- **STATED PROBLEM**
Copy out the entries in full and with complete accuracy; pictures are excluded.

━━ INPUT FOR THIS TASK

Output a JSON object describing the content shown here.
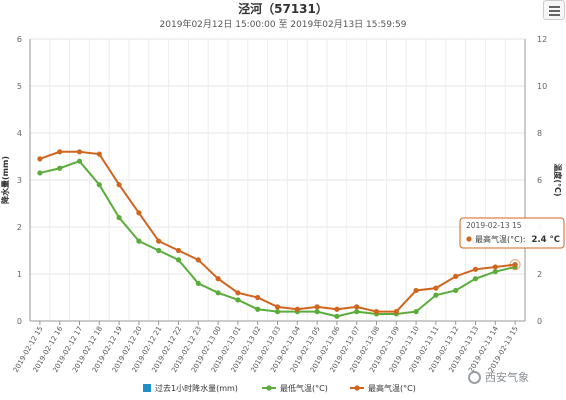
{
  "chart_data": {
    "type": "line",
    "title": "泾河（57131）",
    "subtitle": "2019年02月12日 15:00:00 至 2019年02月13日 15:59:59",
    "ylabel_left": "降水量(mm)",
    "ylabel_right": "温度(°C)",
    "ylim_left": [
      0,
      6
    ],
    "ylim_right": [
      0,
      12
    ],
    "yticks_left": [
      "0",
      "1",
      "2",
      "3",
      "4",
      "5",
      "6"
    ],
    "yticks_right": [
      "0",
      "2",
      "4",
      "6",
      "8",
      "10",
      "12"
    ],
    "categories": [
      "2019-02-12 15",
      "2019-02-12 16",
      "2019-02-12 17",
      "2019-02-12 18",
      "2019-02-12 19",
      "2019-02-12 20",
      "2019-02-12 21",
      "2019-02-12 22",
      "2019-02-12 23",
      "2019-02-13 00",
      "2019-02-13 01",
      "2019-02-13 02",
      "2019-02-13 03",
      "2019-02-13 04",
      "2019-02-13 05",
      "2019-02-13 06",
      "2019-02-13 07",
      "2019-02-13 08",
      "2019-02-13 09",
      "2019-02-13 10",
      "2019-02-13 11",
      "2019-02-13 12",
      "2019-02-13 13",
      "2019-02-13 14",
      "2019-02-13 15"
    ],
    "series": [
      {
        "name": "过去1小时降水量(mm)",
        "color": "#1f8fc8",
        "axis": "left",
        "values": [
          0,
          0,
          0,
          0,
          0,
          0,
          0,
          0,
          0,
          0,
          0,
          0,
          0,
          0,
          0,
          0,
          0,
          0,
          0,
          0,
          0,
          0,
          0,
          0,
          0
        ]
      },
      {
        "name": "最低气温(°C)",
        "color": "#5aad3a",
        "axis": "right",
        "values": [
          6.3,
          6.5,
          6.8,
          5.8,
          4.4,
          3.4,
          3.0,
          2.6,
          1.6,
          1.2,
          0.9,
          0.5,
          0.4,
          0.4,
          0.4,
          0.2,
          0.4,
          0.3,
          0.3,
          0.4,
          1.1,
          1.3,
          1.8,
          2.1,
          2.3
        ]
      },
      {
        "name": "最高气温(°C)",
        "color": "#d2651e",
        "axis": "right",
        "values": [
          6.9,
          7.2,
          7.2,
          7.1,
          5.8,
          4.6,
          3.4,
          3.0,
          2.6,
          1.8,
          1.2,
          1.0,
          0.6,
          0.5,
          0.6,
          0.5,
          0.6,
          0.4,
          0.4,
          1.3,
          1.4,
          1.9,
          2.2,
          2.3,
          2.4
        ]
      }
    ],
    "legend_position": "bottom-center",
    "grid": true,
    "tooltip": {
      "header": "2019-02-13 15",
      "series": "最高气温(°C):",
      "value": "2.4 °C",
      "index": 24
    }
  },
  "ui": {
    "menu_icon": "hamburger-menu-icon",
    "watermark": "西安气象",
    "watermark_icon": "wechat-logo-icon"
  }
}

━━━━

- **EXPECTED ANSWER**
Output a JSON object describing the content shown here.
{
  "chart_data": {
    "type": "line",
    "title": "泾河（57131）",
    "subtitle": "2019年02月12日 15:00:00 至 2019年02月13日 15:59:59",
    "ylabel_left": "降水量(mm)",
    "ylabel_right": "温度(°C)",
    "ylim_left": [
      0,
      6
    ],
    "ylim_right": [
      0,
      12
    ],
    "yticks_left": [
      "0",
      "1",
      "2",
      "3",
      "4",
      "5",
      "6"
    ],
    "yticks_right": [
      "0",
      "2",
      "4",
      "6",
      "8",
      "10",
      "12"
    ],
    "categories": [
      "2019-02-12 15",
      "2019-02-12 16",
      "2019-02-12 17",
      "2019-02-12 18",
      "2019-02-12 19",
      "2019-02-12 20",
      "2019-02-12 21",
      "2019-02-12 22",
      "2019-02-12 23",
      "2019-02-13 00",
      "2019-02-13 01",
      "2019-02-13 02",
      "2019-02-13 03",
      "2019-02-13 04",
      "2019-02-13 05",
      "2019-02-13 06",
      "2019-02-13 07",
      "2019-02-13 08",
      "2019-02-13 09",
      "2019-02-13 10",
      "2019-02-13 11",
      "2019-02-13 12",
      "2019-02-13 13",
      "2019-02-13 14",
      "2019-02-13 15"
    ],
    "series": [
      {
        "name": "过去1小时降水量(mm)",
        "color": "#1f8fc8",
        "axis": "left",
        "values": [
          0,
          0,
          0,
          0,
          0,
          0,
          0,
          0,
          0,
          0,
          0,
          0,
          0,
          0,
          0,
          0,
          0,
          0,
          0,
          0,
          0,
          0,
          0,
          0,
          0
        ]
      },
      {
        "name": "最低气温(°C)",
        "color": "#5aad3a",
        "axis": "right",
        "values": [
          6.3,
          6.5,
          6.8,
          5.8,
          4.4,
          3.4,
          3.0,
          2.6,
          1.6,
          1.2,
          0.9,
          0.5,
          0.4,
          0.4,
          0.4,
          0.2,
          0.4,
          0.3,
          0.3,
          0.4,
          1.1,
          1.3,
          1.8,
          2.1,
          2.3
        ]
      },
      {
        "name": "最高气温(°C)",
        "color": "#d2651e",
        "axis": "right",
        "values": [
          6.9,
          7.2,
          7.2,
          7.1,
          5.8,
          4.6,
          3.4,
          3.0,
          2.6,
          1.8,
          1.2,
          1.0,
          0.6,
          0.5,
          0.6,
          0.5,
          0.6,
          0.4,
          0.4,
          1.3,
          1.4,
          1.9,
          2.2,
          2.3,
          2.4
        ]
      }
    ],
    "legend_position": "bottom-center",
    "grid": true,
    "tooltip": {
      "header": "2019-02-13 15",
      "series": "最高气温(°C):",
      "value": "2.4 °C",
      "index": 24
    }
  },
  "ui": {
    "menu_icon": "hamburger-menu-icon",
    "watermark": "西安气象",
    "watermark_icon": "wechat-logo-icon"
  }
}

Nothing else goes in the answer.